=== Records shown ===

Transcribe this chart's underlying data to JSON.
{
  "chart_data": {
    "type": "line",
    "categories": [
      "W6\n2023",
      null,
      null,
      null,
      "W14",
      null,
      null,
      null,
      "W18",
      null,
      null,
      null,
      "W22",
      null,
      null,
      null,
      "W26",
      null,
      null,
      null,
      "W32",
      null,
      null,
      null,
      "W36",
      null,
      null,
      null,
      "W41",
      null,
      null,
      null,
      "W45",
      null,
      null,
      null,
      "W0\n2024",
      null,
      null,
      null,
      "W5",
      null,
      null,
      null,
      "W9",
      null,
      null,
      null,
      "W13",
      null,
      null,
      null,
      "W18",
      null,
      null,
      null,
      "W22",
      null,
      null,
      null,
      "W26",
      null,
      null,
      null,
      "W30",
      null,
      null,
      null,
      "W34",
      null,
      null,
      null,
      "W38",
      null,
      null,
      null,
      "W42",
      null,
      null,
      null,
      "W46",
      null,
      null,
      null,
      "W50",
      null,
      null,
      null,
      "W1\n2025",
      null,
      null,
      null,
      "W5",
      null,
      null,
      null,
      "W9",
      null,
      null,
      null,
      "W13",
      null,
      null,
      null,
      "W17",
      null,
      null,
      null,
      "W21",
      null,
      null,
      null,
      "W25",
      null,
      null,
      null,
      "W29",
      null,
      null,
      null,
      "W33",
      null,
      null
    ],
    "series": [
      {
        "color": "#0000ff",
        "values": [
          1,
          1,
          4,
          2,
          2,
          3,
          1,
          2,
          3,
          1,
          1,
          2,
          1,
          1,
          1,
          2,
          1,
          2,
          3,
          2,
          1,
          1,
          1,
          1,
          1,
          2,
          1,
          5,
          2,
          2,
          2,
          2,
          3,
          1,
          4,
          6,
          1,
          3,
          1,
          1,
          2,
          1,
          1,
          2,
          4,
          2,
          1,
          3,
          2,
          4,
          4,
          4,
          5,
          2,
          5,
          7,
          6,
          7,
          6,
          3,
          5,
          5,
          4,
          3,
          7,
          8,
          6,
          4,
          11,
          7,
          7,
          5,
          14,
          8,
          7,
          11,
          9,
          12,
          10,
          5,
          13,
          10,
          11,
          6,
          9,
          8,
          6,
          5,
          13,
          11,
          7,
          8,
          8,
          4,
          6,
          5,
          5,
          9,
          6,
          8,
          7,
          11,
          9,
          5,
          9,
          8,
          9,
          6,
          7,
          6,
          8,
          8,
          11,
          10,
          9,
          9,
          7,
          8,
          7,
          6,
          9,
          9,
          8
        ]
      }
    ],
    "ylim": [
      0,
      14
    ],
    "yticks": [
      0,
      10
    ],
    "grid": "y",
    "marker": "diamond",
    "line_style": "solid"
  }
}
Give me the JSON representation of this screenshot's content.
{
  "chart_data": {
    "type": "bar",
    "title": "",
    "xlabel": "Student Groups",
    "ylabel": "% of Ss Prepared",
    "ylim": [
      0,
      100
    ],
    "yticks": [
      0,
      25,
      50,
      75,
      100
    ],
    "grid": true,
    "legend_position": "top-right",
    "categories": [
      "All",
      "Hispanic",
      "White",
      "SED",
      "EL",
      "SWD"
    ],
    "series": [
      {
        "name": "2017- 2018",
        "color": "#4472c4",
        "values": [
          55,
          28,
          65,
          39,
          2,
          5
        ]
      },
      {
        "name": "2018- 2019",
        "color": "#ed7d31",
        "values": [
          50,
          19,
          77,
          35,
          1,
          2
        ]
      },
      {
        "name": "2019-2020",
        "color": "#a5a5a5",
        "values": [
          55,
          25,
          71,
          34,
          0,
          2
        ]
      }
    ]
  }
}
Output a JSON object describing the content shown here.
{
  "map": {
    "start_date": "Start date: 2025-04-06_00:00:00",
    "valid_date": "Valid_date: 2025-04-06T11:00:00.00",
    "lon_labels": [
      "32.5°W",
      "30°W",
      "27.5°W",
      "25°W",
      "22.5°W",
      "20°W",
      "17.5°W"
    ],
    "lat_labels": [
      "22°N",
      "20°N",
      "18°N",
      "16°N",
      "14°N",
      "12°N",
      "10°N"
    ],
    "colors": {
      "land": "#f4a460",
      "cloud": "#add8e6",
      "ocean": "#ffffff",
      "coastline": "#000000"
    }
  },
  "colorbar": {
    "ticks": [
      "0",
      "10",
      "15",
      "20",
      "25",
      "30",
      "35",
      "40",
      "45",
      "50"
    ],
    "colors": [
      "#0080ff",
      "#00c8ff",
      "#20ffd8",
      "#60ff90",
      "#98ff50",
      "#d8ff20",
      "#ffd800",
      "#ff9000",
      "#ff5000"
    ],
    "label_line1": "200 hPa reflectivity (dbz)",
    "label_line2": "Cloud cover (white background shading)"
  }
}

===

■ Written instruction: Report how many lines in the entries hold the string "content". Nothing but the number is wanted.

■ Written answer: 2